- EXERCISE DIRECTIONS:
Reproduce word for word everything in the passage on HIV from "The impact of" down to "of HIV infection.".

- GIVEN TEXT:
* * * * *
A diagnosis of HIV infection can usually be made by demonstrating anti-HIV antibodies in the patient’s serum. However, the serological diagnosis of HIV infection can sometimes be problematic. A small minority of individuals who are not infected by HIV have serum antibodies which are reactive with some HIV proteins, and give false-positive results with some ELISAs. Many laboratories use two different types of ELISA to identify such sera. To ensure that HIV infection is not incorrectly diagnosed, an antibody test should only be considered positive if antibody is also detected according to defined criteria, using a confirmatory antibody test such as a Western blot immunoassay.2 Anti-HIV antibodies may be absent from the serum of patients with primary HIV infection. They are usually detectable by 2–6 weeks after infection, and almost always detectable by 12 weeks. After this time, absence of HIV antibodies excludes HIV infection in all but the most advanced cases of AIDS, or in a patient with an antibody deficiency disorder.

VIROLOGICAL MONITORING

It could be argued that HIV has been one of the major driving forces in the development of modern virology. For the first time HIV viral load monitoring has enabled the clinician to predict outcome, and monitor therapy during a viral infection.

MANAGEMENT OF THE HIV-INFECTED PATIENT

The impact of combination antiretroviral therapy on the morbidity and mortality associated with HIV infection has been dramatic. The HIV Outpatient Study demonstrated a stepwise reduction in opportunistic infections and mortality with increasing intensity of antiretroviral therapy.6 In Australia, a comparison of cohorts before and after the introduction of combination antiretroviral therapy documented the effectiveness of these agents in reducing the risk of progression to AIDS and death.7 This refiects similar epidemiological studies conducted in Switzerland,8 France9 and the USA.10 A 70–80% reduction in mortality over 5 years has been the norm. AIDS-defining illnesses in Australia now occur predominantly in those without a past diagnosis of HIV infection.
* * * * *
- SOURCE DATA:
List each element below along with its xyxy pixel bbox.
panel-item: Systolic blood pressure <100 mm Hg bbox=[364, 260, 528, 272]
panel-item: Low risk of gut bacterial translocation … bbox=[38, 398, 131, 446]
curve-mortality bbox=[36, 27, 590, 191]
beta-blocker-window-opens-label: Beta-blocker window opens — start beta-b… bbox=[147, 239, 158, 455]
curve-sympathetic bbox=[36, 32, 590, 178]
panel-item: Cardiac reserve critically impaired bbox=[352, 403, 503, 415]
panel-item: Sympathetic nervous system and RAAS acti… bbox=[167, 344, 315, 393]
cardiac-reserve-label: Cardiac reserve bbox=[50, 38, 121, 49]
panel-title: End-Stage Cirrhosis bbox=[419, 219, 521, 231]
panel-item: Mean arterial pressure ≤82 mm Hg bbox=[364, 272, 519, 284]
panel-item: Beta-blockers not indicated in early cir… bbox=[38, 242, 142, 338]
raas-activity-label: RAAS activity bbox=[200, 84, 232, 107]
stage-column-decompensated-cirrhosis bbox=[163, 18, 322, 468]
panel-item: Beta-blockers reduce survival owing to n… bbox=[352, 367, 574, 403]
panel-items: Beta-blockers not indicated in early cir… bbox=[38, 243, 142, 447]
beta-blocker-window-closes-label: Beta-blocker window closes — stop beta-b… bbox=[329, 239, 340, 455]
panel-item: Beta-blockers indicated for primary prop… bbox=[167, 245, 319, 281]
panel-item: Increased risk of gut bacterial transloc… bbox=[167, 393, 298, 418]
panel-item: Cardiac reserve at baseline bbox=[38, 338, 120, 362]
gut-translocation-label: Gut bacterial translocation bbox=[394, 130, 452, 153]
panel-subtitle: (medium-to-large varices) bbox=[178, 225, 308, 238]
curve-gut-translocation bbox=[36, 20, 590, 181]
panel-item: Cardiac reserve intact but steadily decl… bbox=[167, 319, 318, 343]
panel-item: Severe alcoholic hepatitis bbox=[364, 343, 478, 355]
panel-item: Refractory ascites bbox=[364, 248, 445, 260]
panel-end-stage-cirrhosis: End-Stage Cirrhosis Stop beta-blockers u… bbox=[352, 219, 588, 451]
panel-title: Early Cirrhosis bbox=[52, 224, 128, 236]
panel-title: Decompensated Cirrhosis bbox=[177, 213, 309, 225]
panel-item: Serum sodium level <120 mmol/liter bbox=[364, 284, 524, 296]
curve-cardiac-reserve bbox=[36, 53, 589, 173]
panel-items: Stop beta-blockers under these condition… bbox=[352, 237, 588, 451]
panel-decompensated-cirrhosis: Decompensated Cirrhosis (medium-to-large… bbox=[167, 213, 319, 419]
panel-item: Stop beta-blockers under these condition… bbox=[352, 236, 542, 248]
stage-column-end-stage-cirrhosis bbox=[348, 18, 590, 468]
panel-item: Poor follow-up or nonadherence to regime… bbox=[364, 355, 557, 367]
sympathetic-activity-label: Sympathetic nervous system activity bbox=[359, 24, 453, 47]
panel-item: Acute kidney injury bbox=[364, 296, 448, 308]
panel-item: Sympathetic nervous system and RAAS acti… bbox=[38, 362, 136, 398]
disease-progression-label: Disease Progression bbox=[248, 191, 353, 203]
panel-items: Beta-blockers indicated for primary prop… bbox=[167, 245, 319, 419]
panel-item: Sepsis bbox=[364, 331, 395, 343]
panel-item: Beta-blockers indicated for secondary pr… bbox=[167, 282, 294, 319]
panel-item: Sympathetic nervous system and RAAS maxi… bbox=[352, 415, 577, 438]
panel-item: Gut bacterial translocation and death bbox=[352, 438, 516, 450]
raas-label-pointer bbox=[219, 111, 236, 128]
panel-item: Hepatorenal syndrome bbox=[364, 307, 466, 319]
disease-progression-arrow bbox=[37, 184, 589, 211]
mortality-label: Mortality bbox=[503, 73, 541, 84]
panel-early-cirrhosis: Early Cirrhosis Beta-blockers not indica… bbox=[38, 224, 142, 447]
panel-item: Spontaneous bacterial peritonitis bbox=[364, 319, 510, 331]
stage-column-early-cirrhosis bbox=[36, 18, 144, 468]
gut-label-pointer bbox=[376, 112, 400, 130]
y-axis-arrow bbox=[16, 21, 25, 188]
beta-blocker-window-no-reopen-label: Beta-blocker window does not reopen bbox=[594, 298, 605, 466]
* * * * *
- TASK SOLUTION:
The impact of combination antiretroviral therapy on the morbidity and mortality associated with HIV infection has been dramatic. The HIV Outpatient Study demonstrated a stepwise reduction in opportunistic infections and mortality with increasing intensity of antiretroviral therapy.6 In Australia, a comparison of cohorts before and after the introduction of combination antiretroviral therapy documented the effectiveness of these agents in reducing the risk of progression to AIDS and death.7 This refiects similar epidemiological studies conducted in Switzerland,8 France9 and the USA.10 A 70–80% reduction in mortality over 5 years has been the norm. AIDS-defining illnesses in Australia now occur predominantly in those without a past diagnosis of HIV infection.